=== Что нужно сделать ===
A: Выпишите все годы, которые упоминаются в тексте об Абель-Ремюза, в том порядке, в каком они там встречаются.
B: Перепечатайте из текста об Абель-Ремюза всё, начиная со слов «В 1814 году в» и до слов «первым учёным секретарём).» включительно.
C: Напишите, что идёт дальше в тексте об Абель-Ремюза, начав сразу после его последнего предложения.

=== Текст для чтения ===
****************************************
В 1814 году в Коллеж де Франс была организована кафедра китайского языка, которую возглавил Абель-Ремюза. С этого времени он полностью посвящает себя востоковедению, особенно интересуясь историей тюрок и монголов в освещении китайских источников. В 1815 году стал действительным членом Академии надписей и изящной словесности. С 1818 года издавал журнал Journal des savants. В 1822 году в Париже по его инициативе было создано Азиатское общество[fr] (Жан-Пьер стал его первым учёным секретарём).

В 1824 году был назначен хранителем восточных рукописей Королевской библиотеки. В 1832 году он сделался главой библиотеки, но пробыл на этом посту совсем недолго.
****************************************
=== Исходные данные ===
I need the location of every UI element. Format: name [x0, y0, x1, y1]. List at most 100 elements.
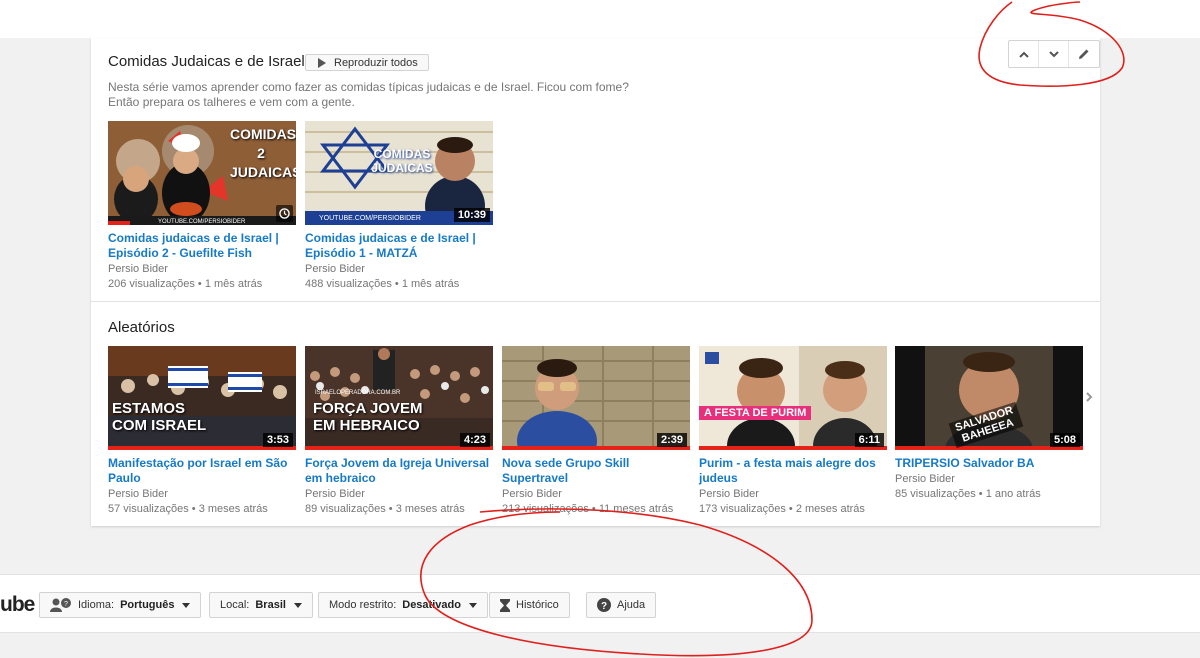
****************************************
=== Ответы к заданиям ===
A: 1814, 1815, 1818, 1822, 1824, 1832.

B:
В 1814 году в Коллеж де Франс была организована кафедра китайского языка, которую возглавил Абель-Ремюза. С этого времени он полностью посвящает себя востоковедению, особенно интересуясь историей тюрок и монголов в освещении китайских источников. В 1815 году стал действительным членом Академии надписей и изящной словесности. С 1818 года издавал журнал Journal des savants. В 1822 году в Париже по его инициативе было создано Азиатское общество[fr] (Жан-Пьер стал его первым учёным секретарём).

C:
В 1826 году Абель-Ремюза впервые познакомил Европу с китайской художественной литературой. Им был переведён и издан роман XVII века Iu-kiao-li, ou les deux cousines, roman chinois (玉嬌梨). Переводом заинтересовались такие литераторы, как Гёте, Стендаль, Карлейль и Эдгар По (в самом Китае этот роман мало популярен).

В 1830 году женился на Жанне Лекамю (Jenny Lecamus), дочери майора Жана Лекамю.

В 1832 году, в самом расцвете сил, Абель-Ремюза скончался во время эпидемии холеры. Его учеником и преемником на кафедре был Станислас Жюльен.

Избранные труды

  • Note sur quelques épithétes descriptives du Bouddha // Journ. des Sav. — 1819 — P. 625.
  • Sur la succession des 33 premiers patriarches de la religion de Bouddha // Journ. des Sav. — 1821. — P. 4.
  • Abel-Rémusat, Humboldt. Lettres édifiantes et curieuses sur la langue chinoise. — 1821—1831.
  • Les élémens de la grammaire chinoise. — 1822.
  • Aperçu d’un Mémoire sur l’origine de la Hiérarchie Lamaique // Journ. As. — 1824. — Vol. 4. — P. 257.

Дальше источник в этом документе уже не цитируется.